--- Begin Material shown ---

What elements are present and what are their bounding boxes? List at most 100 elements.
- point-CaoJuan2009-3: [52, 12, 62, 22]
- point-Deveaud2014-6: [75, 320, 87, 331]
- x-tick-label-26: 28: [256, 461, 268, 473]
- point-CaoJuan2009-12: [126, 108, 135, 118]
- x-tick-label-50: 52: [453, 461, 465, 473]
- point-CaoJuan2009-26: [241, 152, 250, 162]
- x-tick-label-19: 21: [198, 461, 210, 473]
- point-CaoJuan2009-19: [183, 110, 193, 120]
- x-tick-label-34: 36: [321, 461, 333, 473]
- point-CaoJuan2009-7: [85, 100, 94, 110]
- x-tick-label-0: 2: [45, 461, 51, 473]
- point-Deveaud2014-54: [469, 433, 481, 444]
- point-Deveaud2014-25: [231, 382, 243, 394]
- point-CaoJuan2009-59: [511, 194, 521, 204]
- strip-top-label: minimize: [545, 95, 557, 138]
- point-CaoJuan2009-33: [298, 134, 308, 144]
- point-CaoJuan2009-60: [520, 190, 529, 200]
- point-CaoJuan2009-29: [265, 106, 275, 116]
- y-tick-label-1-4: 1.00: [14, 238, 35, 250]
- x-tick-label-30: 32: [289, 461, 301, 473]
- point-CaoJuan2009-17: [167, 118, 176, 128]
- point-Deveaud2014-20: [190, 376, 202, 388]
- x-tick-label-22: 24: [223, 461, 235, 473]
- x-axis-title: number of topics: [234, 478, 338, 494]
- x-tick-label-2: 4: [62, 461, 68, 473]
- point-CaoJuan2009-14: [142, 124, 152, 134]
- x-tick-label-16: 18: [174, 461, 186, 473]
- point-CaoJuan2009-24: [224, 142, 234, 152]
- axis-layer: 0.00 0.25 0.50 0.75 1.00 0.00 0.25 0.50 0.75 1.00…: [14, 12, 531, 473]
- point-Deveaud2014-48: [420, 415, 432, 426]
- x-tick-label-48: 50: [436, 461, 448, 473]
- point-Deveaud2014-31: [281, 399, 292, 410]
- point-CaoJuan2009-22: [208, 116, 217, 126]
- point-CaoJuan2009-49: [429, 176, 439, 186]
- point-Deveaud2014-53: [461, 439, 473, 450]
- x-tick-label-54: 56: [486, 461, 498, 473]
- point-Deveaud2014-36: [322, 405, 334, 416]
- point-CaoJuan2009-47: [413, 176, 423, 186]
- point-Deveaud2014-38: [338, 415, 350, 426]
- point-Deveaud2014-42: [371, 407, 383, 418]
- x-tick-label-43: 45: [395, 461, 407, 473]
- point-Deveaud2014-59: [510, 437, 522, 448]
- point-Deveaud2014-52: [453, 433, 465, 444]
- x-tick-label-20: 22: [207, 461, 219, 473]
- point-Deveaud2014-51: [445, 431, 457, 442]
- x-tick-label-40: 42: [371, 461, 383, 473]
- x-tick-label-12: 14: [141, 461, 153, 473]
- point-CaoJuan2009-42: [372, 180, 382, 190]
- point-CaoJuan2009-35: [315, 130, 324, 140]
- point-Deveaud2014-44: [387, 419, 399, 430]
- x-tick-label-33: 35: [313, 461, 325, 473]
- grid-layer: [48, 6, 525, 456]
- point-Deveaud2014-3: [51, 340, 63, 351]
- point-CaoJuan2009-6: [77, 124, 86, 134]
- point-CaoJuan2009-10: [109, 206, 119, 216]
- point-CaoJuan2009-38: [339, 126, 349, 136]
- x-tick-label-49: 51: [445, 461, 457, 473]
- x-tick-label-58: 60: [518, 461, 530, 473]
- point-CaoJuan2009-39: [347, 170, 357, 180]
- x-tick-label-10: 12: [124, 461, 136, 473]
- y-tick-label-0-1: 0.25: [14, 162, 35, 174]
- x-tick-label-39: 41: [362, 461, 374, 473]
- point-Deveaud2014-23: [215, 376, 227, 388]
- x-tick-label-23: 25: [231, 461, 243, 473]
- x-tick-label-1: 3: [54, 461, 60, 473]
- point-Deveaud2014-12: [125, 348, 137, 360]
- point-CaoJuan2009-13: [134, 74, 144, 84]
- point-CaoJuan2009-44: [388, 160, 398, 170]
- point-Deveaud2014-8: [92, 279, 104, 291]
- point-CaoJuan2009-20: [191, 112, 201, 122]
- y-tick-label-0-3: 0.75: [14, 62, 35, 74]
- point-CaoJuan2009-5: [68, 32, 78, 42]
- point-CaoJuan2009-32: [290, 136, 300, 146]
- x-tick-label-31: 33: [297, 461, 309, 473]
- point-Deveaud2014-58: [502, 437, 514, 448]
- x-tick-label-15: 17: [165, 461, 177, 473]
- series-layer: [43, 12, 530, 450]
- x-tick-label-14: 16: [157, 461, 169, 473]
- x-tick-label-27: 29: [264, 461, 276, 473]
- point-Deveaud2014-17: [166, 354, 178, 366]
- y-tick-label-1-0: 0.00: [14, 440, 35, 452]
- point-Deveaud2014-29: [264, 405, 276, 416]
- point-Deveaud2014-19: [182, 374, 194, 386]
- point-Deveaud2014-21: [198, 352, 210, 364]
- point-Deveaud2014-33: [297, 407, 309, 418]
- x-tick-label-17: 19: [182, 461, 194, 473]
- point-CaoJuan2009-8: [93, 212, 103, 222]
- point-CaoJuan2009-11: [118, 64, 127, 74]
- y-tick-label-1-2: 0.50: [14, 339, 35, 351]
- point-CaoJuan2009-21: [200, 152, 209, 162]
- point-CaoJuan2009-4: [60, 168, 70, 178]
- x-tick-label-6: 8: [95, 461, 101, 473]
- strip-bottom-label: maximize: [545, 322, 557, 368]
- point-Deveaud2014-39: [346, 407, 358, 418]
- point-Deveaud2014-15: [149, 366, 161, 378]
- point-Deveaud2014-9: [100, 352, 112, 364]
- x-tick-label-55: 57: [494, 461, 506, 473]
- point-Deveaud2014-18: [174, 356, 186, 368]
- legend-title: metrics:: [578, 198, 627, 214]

--- End Material shown ---

* Exercise requirements
State only the number of lines in the records above that contain the string "strip".

* Solution to this problem
2